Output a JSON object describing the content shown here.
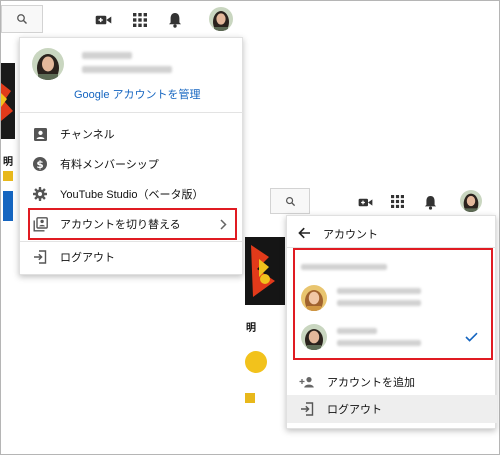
{
  "colors": {
    "accent_blue": "#1565c0",
    "highlight_red": "#e01b22",
    "check_blue": "#1565c0"
  },
  "icons": [
    "search-icon",
    "video-camera-icon",
    "apps-grid-icon",
    "bell-icon",
    "person-icon",
    "dollar-icon",
    "gear-icon",
    "switch-account-icon",
    "chevron-right-icon",
    "logout-icon",
    "arrow-left-icon",
    "add-person-icon",
    "checkmark-icon"
  ],
  "menu1": {
    "manage_link": "Google アカウントを管理",
    "items": [
      {
        "label": "チャンネル"
      },
      {
        "label": "有料メンバーシップ"
      },
      {
        "label": "YouTube Studio（ベータ版）"
      },
      {
        "label": "アカウントを切り替える"
      },
      {
        "label": "ログアウト"
      }
    ]
  },
  "partial": {
    "char1": "明"
  },
  "menu2": {
    "title": "アカウント",
    "add_account": "アカウントを追加",
    "logout": "ログアウト"
  }
}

※

Task prompt: Extract every line above that contains the word "label".

In response:
        "label": "チャンネル"
        "label": "有料メンバーシップ"
        "label": "YouTube Studio（ベータ版）"
        "label": "アカウントを切り替える"
        "label": "ログアウト"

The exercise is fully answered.